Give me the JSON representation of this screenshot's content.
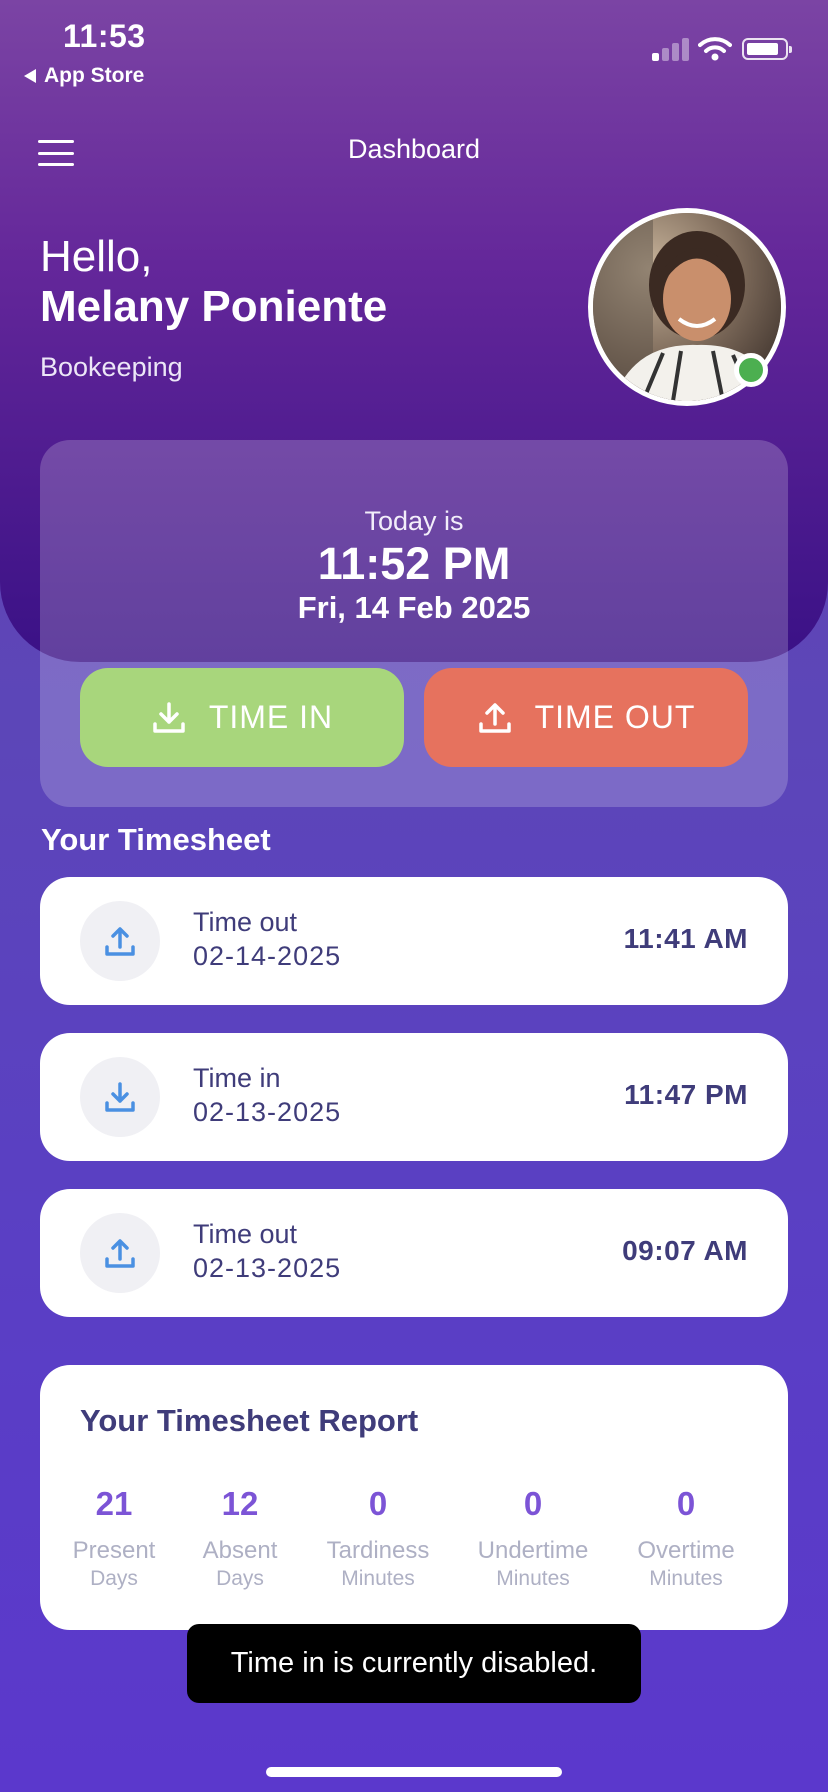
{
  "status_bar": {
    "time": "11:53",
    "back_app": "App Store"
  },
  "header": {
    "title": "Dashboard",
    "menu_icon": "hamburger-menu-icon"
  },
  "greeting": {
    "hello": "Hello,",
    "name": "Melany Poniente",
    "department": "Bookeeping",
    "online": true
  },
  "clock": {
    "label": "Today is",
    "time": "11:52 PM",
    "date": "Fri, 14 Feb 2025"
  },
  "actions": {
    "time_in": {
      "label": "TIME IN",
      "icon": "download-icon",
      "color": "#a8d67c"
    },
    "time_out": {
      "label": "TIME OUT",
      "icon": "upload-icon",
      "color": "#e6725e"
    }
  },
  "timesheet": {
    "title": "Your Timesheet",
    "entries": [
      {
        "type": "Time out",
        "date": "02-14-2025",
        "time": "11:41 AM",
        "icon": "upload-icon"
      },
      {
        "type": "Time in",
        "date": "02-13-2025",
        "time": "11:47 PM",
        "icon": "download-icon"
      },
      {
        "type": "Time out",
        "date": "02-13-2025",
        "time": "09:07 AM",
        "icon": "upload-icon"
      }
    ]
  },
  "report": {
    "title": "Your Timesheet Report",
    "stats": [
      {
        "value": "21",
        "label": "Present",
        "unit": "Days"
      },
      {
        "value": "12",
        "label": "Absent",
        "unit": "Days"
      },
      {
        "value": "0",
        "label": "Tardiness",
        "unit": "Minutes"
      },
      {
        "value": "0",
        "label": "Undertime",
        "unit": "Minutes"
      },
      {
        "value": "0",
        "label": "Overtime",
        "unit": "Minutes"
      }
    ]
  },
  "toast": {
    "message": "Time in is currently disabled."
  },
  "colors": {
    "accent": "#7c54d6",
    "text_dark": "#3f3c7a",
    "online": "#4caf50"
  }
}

==

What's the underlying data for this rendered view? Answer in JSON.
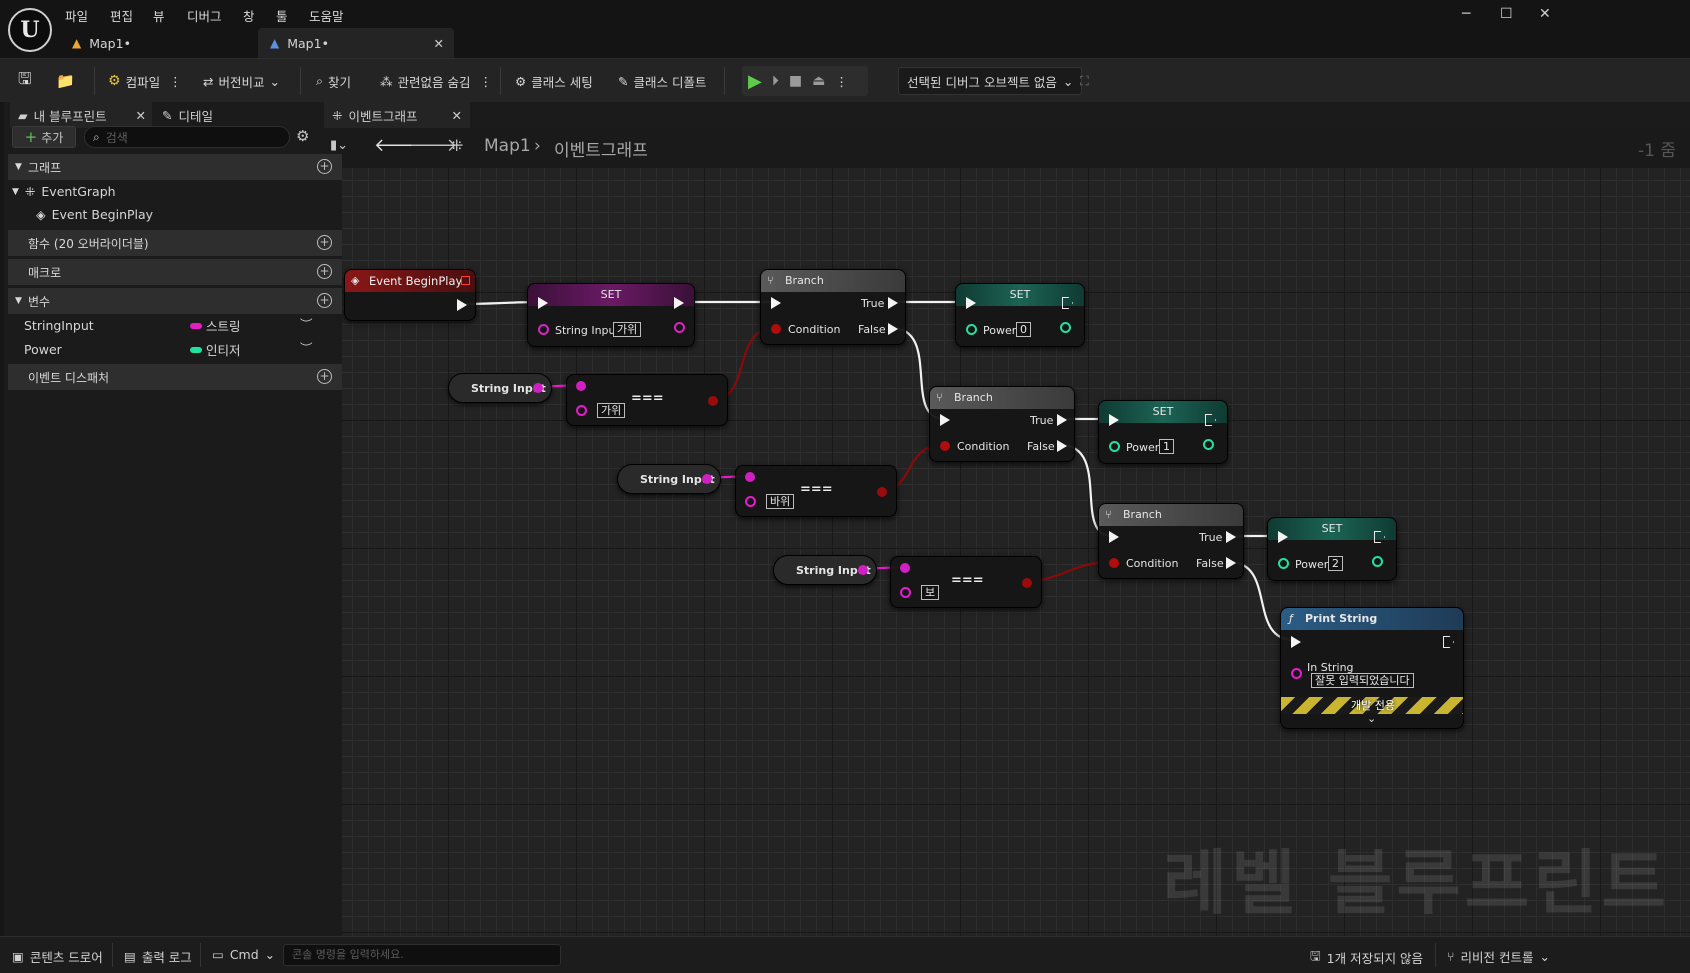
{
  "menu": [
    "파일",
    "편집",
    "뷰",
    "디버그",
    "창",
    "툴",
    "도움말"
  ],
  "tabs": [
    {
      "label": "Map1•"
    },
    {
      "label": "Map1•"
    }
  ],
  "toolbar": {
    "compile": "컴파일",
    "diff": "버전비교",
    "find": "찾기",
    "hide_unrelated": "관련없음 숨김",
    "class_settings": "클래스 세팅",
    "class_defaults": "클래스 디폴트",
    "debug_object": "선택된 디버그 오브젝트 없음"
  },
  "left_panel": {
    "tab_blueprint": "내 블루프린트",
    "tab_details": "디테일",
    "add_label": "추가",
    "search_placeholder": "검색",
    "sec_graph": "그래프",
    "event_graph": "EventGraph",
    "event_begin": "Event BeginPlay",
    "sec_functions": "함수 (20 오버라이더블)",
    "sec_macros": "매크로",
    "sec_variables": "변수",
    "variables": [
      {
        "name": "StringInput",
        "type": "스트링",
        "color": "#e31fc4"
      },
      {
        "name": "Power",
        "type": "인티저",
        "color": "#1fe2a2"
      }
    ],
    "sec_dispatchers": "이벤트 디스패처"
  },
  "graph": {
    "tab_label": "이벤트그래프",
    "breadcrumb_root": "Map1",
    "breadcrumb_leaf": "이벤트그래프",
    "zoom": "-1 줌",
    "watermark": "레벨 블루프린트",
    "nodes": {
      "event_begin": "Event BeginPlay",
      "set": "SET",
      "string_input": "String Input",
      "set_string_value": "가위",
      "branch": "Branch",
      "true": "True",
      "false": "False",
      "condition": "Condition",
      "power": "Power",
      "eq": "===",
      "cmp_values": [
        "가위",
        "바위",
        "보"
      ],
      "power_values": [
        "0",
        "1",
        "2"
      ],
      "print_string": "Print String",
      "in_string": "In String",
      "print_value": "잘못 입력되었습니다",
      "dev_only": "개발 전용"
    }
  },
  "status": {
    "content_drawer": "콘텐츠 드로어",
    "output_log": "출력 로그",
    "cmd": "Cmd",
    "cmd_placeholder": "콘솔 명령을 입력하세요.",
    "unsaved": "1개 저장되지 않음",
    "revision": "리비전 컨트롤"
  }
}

* **What to work on**
What is the number of lines in the records that contain "date"? Give that number only.

* **Result for this exercise**
4